◆ WORK REQUIRED
Search the listing below for the string "plaća" and copy every line where it occurs.

◆ PROVIDED ENTRIES
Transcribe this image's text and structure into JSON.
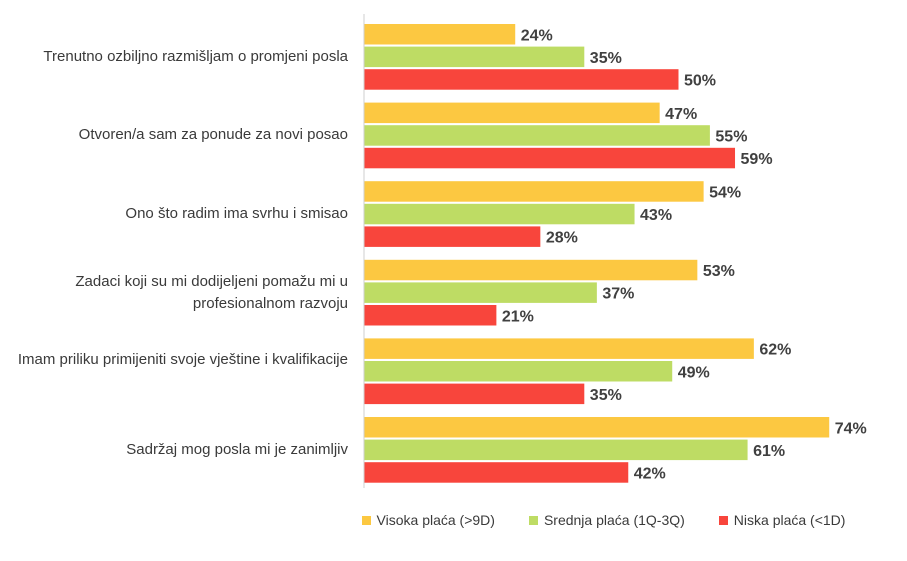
{
  "chart_data": {
    "type": "bar",
    "orientation": "horizontal",
    "categories": [
      "Trenutno ozbiljno razmišljam o promjeni posla",
      "Otvoren/a sam za ponude za novi posao",
      "Ono što radim ima svrhu i smisao",
      "Zadaci koji su mi dodijeljeni pomažu mi u profesionalnom razvoju",
      "Imam priliku primijeniti svoje vještine i kvalifikacije",
      "Sadržaj mog posla mi je zanimljiv"
    ],
    "series": [
      {
        "name": "Visoka plaća (>9D)",
        "color": "#FCC841",
        "values": [
          24,
          47,
          54,
          53,
          62,
          74
        ]
      },
      {
        "name": "Srednja plaća (1Q-3Q)",
        "color": "#BEDC64",
        "values": [
          35,
          55,
          43,
          37,
          49,
          61
        ]
      },
      {
        "name": "Niska plaća (<1D)",
        "color": "#F8453C",
        "values": [
          50,
          59,
          28,
          21,
          35,
          42
        ]
      }
    ],
    "value_suffix": "%",
    "xlim": [
      0,
      80
    ],
    "grid": false,
    "legend_position": "bottom"
  }
}
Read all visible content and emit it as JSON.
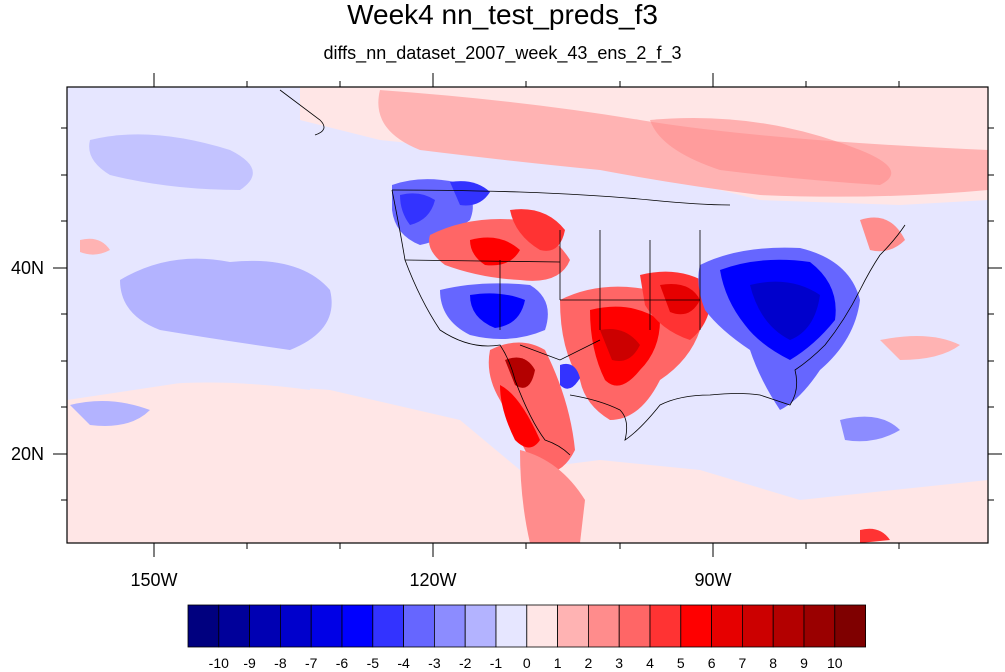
{
  "title": "Week4 nn_test_preds_f3",
  "subtitle": "diffs_nn_dataset_2007_week_43_ens_2_f_3",
  "map": {
    "x_axis_labels": [
      "150W",
      "120W",
      "90W"
    ],
    "y_axis_labels": [
      "40N",
      "20N"
    ],
    "background_color": "#e6e6ff"
  },
  "colorbar": {
    "labels": [
      "-10",
      "-9",
      "-8",
      "-7",
      "-6",
      "-5",
      "-4",
      "-3",
      "-2",
      "-1",
      "0",
      "1",
      "2",
      "3",
      "4",
      "5",
      "6",
      "7",
      "8",
      "9",
      "10"
    ],
    "colors": [
      "#00007f",
      "#00009a",
      "#0000b3",
      "#0000cc",
      "#0000e6",
      "#0000ff",
      "#3333ff",
      "#6666ff",
      "#8c8cff",
      "#b3b3ff",
      "#e6e6ff",
      "#ffe6e6",
      "#ffb3b3",
      "#ff8c8c",
      "#ff6666",
      "#ff3333",
      "#ff0000",
      "#e60000",
      "#cc0000",
      "#b30000",
      "#9a0000",
      "#7f0000"
    ]
  }
}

◆ COMPLETED EXERCISE
        "name": "Visoka plaća (>9D)",
        "name": "Srednja plaća (1Q-3Q)",
        "name": "Niska plaća (<1D)",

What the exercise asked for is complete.